== What is asked ==
An exact copy of all the data is required, with pictures left out.
"""
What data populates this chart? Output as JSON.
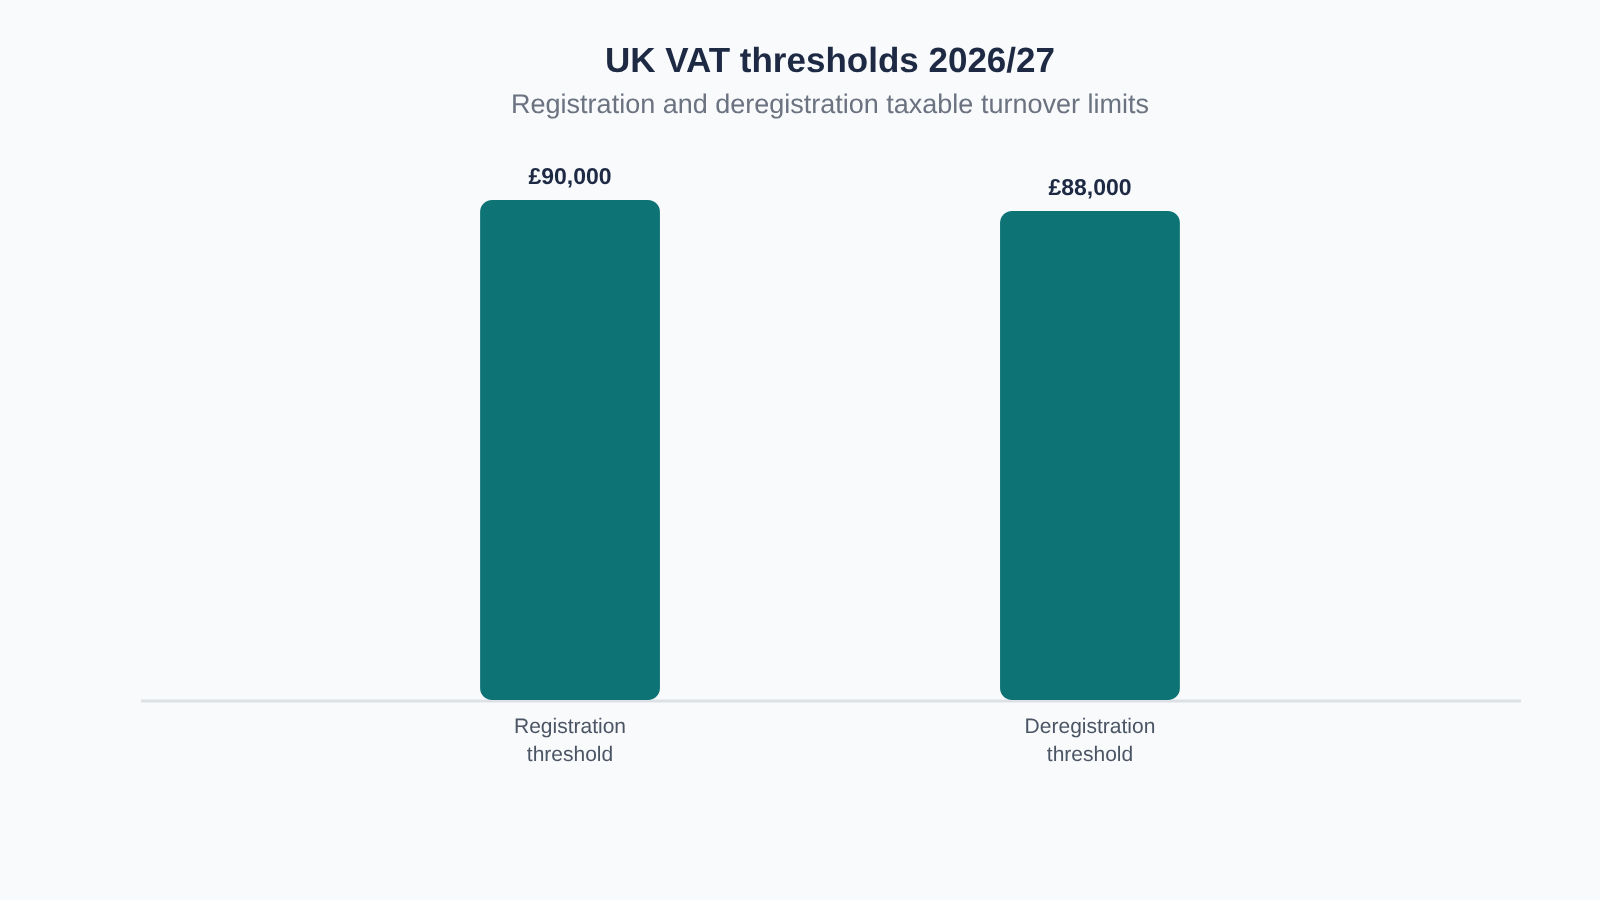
{
  "chart_data": {
    "type": "bar",
    "title": "UK VAT thresholds 2026/27",
    "subtitle": "Registration and deregistration taxable turnover limits",
    "categories": [
      "Registration threshold",
      "Deregistration threshold"
    ],
    "values": [
      90000,
      88000
    ],
    "color": "#0e7374",
    "value_labels": [
      "£90,000",
      "£88,000"
    ],
    "ylim": [
      0,
      90000
    ],
    "tick_labels": "x"
  }
}
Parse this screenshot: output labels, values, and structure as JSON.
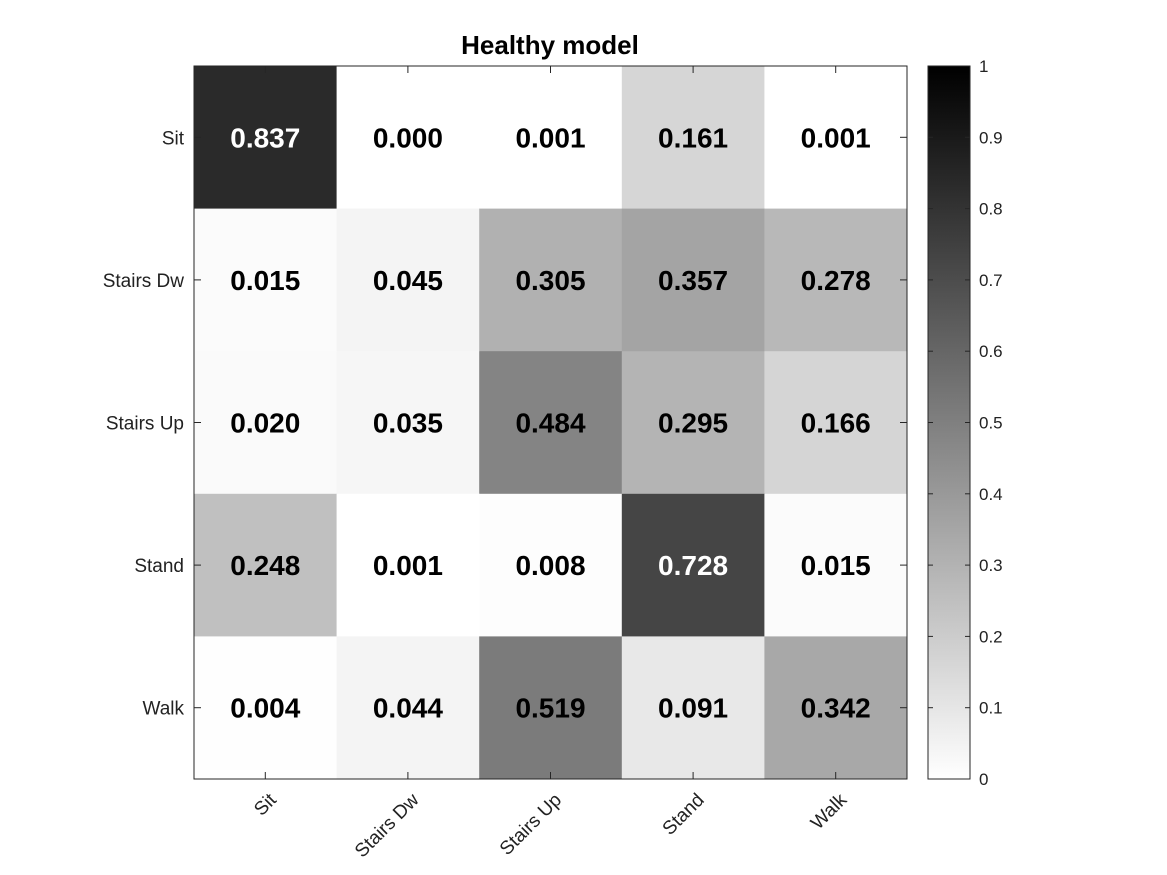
"""
== Written solution ==
What data populates this chart? Output as JSON.
{
  "chart_data": {
    "type": "bar",
    "title": "UK VAT thresholds 2026/27",
    "subtitle": "Registration and deregistration taxable turnover limits",
    "categories": [
      "Registration threshold",
      "Deregistration threshold"
    ],
    "values": [
      90000,
      88000
    ],
    "color": "#0e7374",
    "value_labels": [
      "£90,000",
      "£88,000"
    ],
    "ylim": [
      0,
      90000
    ],
    "tick_labels": "x"
  }
}
Parse this screenshot: output labels, values, and structure as JSON.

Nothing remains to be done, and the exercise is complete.